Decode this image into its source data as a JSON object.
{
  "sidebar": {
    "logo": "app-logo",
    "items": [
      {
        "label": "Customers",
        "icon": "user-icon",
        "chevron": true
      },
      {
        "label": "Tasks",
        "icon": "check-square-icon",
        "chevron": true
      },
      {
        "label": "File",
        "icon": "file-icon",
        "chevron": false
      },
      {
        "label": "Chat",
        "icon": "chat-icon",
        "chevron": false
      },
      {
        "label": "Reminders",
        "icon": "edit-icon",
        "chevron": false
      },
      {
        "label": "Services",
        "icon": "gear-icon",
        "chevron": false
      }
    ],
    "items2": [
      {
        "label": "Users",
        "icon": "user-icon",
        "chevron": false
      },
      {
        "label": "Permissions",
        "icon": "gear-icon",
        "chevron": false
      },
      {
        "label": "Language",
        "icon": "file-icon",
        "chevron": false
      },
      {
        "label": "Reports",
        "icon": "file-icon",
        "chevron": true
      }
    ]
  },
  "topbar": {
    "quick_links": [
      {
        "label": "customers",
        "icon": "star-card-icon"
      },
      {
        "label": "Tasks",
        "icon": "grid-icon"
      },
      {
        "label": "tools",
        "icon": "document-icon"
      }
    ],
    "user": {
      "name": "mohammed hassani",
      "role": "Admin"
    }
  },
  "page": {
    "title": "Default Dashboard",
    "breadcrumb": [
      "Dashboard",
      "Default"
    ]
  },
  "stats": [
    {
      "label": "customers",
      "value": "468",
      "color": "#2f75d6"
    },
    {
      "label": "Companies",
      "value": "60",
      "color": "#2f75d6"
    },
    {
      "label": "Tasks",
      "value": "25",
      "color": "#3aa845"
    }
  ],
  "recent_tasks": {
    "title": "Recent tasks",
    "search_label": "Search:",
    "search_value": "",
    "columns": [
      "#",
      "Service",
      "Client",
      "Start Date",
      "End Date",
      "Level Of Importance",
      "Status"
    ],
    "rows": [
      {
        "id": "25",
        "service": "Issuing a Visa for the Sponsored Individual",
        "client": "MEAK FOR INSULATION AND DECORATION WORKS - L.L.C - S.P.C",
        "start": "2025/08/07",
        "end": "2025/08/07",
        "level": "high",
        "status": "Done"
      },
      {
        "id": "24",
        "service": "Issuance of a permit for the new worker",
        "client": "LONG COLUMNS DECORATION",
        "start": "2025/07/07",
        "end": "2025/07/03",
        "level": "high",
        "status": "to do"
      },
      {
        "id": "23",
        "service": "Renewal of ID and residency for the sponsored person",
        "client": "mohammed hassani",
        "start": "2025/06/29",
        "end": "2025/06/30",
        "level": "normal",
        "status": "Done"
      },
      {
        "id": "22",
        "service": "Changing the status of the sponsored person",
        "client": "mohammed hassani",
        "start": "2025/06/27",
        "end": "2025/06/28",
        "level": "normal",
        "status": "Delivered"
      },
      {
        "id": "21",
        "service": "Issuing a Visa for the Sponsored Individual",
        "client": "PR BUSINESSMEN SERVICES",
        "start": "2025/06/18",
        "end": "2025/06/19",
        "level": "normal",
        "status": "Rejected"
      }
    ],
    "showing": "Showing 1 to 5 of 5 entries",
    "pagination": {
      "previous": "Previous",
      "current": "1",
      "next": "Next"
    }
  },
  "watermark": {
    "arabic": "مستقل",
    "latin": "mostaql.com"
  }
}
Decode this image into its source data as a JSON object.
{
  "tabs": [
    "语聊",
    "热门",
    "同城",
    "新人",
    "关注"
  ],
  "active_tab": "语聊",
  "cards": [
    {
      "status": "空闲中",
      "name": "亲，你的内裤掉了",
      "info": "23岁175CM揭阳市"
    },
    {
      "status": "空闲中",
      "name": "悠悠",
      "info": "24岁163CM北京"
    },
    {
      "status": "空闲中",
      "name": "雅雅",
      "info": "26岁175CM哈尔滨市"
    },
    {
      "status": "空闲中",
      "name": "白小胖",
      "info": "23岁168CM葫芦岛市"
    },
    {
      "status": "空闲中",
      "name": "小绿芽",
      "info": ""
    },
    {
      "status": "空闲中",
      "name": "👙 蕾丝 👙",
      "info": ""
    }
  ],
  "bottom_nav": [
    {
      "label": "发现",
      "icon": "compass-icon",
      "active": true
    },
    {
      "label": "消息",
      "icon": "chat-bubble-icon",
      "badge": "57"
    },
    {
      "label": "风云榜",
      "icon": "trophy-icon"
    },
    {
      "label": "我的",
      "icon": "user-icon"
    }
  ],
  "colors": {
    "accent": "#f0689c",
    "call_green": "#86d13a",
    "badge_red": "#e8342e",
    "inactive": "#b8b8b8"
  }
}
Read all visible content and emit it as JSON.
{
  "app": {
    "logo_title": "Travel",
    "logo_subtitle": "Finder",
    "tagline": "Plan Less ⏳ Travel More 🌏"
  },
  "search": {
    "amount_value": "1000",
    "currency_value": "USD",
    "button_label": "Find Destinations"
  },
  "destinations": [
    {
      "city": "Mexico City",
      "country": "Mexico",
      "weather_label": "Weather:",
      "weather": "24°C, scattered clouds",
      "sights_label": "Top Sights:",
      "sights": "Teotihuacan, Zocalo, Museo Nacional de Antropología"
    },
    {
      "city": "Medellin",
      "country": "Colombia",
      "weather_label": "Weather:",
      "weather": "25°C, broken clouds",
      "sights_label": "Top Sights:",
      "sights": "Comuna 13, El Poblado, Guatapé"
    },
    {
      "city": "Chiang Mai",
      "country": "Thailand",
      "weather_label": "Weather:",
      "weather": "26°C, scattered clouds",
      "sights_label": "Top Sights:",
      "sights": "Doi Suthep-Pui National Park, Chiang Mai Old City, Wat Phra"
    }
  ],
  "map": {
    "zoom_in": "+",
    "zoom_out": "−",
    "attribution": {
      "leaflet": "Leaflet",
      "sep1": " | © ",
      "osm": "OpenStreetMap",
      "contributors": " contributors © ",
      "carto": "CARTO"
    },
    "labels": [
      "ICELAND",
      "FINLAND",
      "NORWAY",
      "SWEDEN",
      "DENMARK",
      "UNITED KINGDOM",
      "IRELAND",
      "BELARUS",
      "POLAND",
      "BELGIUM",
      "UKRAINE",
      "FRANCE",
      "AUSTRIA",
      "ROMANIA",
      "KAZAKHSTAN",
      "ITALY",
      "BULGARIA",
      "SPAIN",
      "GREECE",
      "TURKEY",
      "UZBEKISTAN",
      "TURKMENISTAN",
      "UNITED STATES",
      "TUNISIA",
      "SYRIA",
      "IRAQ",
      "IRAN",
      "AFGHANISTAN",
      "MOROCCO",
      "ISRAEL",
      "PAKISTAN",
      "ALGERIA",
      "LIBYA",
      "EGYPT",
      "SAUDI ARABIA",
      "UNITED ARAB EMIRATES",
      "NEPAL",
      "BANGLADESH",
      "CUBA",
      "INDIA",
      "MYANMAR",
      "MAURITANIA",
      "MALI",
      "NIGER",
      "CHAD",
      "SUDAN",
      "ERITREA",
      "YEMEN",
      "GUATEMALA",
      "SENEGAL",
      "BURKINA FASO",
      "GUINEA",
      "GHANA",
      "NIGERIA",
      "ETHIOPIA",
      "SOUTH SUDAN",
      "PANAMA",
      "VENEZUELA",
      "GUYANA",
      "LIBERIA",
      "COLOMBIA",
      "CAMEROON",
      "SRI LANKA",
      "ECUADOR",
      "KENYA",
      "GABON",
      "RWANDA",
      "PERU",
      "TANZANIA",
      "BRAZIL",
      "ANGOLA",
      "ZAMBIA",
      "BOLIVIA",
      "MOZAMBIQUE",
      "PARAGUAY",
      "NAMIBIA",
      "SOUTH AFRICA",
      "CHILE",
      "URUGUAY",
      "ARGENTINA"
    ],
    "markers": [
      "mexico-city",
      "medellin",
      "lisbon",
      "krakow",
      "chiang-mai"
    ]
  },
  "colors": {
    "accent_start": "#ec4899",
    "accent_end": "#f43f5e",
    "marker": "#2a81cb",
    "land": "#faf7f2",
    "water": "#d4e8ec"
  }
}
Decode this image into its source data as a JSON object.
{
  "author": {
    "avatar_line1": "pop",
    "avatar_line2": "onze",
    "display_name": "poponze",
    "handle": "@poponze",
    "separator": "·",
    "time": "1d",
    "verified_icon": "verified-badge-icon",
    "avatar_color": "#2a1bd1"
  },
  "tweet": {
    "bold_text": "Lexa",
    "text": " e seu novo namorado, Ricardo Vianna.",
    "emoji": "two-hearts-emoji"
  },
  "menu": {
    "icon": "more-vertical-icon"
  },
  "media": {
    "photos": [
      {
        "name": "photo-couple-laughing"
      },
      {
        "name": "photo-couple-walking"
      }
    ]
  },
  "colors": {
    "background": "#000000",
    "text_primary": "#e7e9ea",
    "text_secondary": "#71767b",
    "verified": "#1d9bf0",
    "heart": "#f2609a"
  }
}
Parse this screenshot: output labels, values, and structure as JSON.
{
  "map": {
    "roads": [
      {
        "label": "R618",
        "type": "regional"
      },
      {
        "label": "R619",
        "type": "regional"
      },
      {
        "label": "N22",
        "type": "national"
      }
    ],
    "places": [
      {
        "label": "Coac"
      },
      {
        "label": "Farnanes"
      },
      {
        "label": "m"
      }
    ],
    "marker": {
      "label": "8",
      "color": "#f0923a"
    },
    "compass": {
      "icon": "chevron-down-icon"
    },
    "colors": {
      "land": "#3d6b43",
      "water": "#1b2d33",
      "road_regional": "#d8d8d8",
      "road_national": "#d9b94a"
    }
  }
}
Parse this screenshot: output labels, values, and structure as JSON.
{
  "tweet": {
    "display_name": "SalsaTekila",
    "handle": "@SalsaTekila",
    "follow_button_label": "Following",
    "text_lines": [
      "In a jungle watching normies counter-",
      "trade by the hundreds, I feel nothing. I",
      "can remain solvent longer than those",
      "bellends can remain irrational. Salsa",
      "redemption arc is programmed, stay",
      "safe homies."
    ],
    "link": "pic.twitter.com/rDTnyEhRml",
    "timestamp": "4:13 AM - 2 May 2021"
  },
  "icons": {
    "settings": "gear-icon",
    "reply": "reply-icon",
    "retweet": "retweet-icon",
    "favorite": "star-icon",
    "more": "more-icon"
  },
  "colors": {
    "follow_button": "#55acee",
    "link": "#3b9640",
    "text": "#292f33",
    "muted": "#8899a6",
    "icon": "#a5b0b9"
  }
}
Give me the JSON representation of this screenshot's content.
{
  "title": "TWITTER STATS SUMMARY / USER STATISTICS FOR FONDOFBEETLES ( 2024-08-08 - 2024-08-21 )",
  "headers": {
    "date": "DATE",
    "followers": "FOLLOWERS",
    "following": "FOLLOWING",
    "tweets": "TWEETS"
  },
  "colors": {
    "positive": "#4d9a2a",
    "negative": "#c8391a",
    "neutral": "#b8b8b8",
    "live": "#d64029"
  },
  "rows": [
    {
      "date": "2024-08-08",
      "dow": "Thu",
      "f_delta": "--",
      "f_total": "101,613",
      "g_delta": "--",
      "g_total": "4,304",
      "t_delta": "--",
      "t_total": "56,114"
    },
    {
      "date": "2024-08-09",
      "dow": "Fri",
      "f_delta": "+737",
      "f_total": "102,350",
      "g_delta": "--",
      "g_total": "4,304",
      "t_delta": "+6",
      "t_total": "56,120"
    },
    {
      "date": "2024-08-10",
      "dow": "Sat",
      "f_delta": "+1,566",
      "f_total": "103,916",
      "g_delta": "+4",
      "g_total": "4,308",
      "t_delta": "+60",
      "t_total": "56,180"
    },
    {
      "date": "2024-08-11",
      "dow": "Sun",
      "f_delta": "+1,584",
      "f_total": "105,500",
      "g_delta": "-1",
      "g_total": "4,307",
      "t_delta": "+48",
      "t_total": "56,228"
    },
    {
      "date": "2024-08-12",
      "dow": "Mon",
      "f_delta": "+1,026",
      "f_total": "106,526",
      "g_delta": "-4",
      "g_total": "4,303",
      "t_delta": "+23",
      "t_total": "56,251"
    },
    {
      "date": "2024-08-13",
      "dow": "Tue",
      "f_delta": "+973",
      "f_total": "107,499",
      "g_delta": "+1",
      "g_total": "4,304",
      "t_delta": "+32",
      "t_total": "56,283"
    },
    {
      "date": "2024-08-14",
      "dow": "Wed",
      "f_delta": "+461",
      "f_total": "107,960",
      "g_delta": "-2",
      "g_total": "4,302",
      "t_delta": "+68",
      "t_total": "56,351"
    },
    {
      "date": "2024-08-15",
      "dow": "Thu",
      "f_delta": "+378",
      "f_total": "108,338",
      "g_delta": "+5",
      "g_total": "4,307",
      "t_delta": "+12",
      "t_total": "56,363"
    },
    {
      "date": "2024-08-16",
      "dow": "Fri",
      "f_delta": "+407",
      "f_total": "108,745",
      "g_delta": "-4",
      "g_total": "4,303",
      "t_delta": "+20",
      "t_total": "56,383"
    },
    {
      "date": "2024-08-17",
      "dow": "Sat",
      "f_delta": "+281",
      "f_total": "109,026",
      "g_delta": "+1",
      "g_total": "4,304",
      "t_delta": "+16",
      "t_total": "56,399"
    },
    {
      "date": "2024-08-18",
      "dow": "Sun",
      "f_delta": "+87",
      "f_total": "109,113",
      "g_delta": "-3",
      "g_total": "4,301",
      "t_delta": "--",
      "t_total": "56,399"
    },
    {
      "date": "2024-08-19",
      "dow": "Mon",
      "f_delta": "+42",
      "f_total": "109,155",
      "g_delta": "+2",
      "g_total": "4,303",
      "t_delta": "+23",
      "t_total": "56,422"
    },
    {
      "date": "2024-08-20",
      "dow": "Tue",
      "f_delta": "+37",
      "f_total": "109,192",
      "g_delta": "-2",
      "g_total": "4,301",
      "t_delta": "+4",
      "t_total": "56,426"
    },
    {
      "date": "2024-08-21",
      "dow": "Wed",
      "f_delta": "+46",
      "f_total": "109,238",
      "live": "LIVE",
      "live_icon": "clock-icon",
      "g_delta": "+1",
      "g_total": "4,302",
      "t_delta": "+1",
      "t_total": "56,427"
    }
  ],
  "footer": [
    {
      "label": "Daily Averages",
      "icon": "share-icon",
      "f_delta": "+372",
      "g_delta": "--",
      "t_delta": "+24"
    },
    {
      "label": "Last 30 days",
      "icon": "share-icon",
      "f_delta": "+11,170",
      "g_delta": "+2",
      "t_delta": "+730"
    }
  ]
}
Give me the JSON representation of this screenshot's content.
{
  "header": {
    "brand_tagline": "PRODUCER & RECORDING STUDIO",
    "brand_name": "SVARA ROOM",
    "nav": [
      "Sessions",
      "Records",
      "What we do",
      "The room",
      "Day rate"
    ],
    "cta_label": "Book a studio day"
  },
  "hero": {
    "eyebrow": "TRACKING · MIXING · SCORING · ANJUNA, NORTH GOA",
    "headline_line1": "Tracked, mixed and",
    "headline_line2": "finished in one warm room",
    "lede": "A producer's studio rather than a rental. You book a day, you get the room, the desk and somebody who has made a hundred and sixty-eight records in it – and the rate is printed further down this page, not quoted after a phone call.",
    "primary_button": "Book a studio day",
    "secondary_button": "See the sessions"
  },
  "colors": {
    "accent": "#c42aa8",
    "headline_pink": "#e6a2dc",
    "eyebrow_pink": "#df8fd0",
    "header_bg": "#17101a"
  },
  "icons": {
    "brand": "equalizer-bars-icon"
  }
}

——

* GIVEN INSTRUCTION
Return a copy of every line that includes the word "poponze".

* TASK RESPONSE
    "display_name": "poponze",
    "handle": "@poponze",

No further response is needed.